======== MATERIAL PROVIDED ========
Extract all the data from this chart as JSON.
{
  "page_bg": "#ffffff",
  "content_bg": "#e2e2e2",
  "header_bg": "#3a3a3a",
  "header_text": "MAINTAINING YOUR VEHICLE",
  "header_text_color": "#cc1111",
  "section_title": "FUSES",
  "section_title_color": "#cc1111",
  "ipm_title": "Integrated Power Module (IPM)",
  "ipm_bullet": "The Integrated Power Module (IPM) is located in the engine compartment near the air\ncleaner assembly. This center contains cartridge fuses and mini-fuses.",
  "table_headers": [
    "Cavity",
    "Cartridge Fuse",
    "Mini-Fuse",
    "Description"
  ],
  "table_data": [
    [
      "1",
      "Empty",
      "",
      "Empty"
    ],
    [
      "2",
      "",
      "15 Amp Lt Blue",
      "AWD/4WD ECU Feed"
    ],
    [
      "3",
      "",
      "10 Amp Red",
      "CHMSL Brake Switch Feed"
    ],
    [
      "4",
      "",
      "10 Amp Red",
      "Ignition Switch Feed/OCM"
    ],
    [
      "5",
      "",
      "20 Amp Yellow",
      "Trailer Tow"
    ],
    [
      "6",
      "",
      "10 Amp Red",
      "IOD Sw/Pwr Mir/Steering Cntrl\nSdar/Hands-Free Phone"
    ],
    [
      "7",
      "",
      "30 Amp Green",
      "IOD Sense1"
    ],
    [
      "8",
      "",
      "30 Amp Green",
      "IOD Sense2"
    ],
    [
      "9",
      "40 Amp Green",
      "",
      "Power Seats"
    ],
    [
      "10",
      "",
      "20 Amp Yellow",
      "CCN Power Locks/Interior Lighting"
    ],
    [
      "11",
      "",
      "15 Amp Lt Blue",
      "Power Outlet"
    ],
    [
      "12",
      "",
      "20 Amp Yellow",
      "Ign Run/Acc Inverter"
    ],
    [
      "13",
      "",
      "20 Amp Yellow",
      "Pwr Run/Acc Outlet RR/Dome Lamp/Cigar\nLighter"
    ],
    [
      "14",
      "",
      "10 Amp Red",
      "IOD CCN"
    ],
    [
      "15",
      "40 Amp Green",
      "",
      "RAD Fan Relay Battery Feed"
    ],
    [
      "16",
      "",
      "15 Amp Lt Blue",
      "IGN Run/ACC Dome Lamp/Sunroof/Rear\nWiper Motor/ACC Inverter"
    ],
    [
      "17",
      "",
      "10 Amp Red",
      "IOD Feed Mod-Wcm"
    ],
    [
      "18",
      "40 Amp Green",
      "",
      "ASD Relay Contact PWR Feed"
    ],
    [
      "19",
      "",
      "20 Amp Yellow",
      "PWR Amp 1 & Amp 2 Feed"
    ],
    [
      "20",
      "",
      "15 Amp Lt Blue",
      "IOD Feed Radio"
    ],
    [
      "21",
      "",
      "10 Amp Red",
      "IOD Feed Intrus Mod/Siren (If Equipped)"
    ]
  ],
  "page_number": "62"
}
========
Extract each record, keeping it identical to the original.

EXERCISE OUTPUT
Extract all the data from this chart as JSON.
{
  "page_bg": "#ffffff",
  "content_bg": "#e2e2e2",
  "header_bg": "#3a3a3a",
  "header_text": "MAINTAINING YOUR VEHICLE",
  "header_text_color": "#cc1111",
  "section_title": "FUSES",
  "section_title_color": "#cc1111",
  "ipm_title": "Integrated Power Module (IPM)",
  "ipm_bullet": "The Integrated Power Module (IPM) is located in the engine compartment near the air\ncleaner assembly. This center contains cartridge fuses and mini-fuses.",
  "table_headers": [
    "Cavity",
    "Cartridge Fuse",
    "Mini-Fuse",
    "Description"
  ],
  "table_data": [
    [
      "1",
      "Empty",
      "",
      "Empty"
    ],
    [
      "2",
      "",
      "15 Amp Lt Blue",
      "AWD/4WD ECU Feed"
    ],
    [
      "3",
      "",
      "10 Amp Red",
      "CHMSL Brake Switch Feed"
    ],
    [
      "4",
      "",
      "10 Amp Red",
      "Ignition Switch Feed/OCM"
    ],
    [
      "5",
      "",
      "20 Amp Yellow",
      "Trailer Tow"
    ],
    [
      "6",
      "",
      "10 Amp Red",
      "IOD Sw/Pwr Mir/Steering Cntrl\nSdar/Hands-Free Phone"
    ],
    [
      "7",
      "",
      "30 Amp Green",
      "IOD Sense1"
    ],
    [
      "8",
      "",
      "30 Amp Green",
      "IOD Sense2"
    ],
    [
      "9",
      "40 Amp Green",
      "",
      "Power Seats"
    ],
    [
      "10",
      "",
      "20 Amp Yellow",
      "CCN Power Locks/Interior Lighting"
    ],
    [
      "11",
      "",
      "15 Amp Lt Blue",
      "Power Outlet"
    ],
    [
      "12",
      "",
      "20 Amp Yellow",
      "Ign Run/Acc Inverter"
    ],
    [
      "13",
      "",
      "20 Amp Yellow",
      "Pwr Run/Acc Outlet RR/Dome Lamp/Cigar\nLighter"
    ],
    [
      "14",
      "",
      "10 Amp Red",
      "IOD CCN"
    ],
    [
      "15",
      "40 Amp Green",
      "",
      "RAD Fan Relay Battery Feed"
    ],
    [
      "16",
      "",
      "15 Amp Lt Blue",
      "IGN Run/ACC Dome Lamp/Sunroof/Rear\nWiper Motor/ACC Inverter"
    ],
    [
      "17",
      "",
      "10 Amp Red",
      "IOD Feed Mod-Wcm"
    ],
    [
      "18",
      "40 Amp Green",
      "",
      "ASD Relay Contact PWR Feed"
    ],
    [
      "19",
      "",
      "20 Amp Yellow",
      "PWR Amp 1 & Amp 2 Feed"
    ],
    [
      "20",
      "",
      "15 Amp Lt Blue",
      "IOD Feed Radio"
    ],
    [
      "21",
      "",
      "10 Amp Red",
      "IOD Feed Intrus Mod/Siren (If Equipped)"
    ]
  ],
  "page_number": "62"
}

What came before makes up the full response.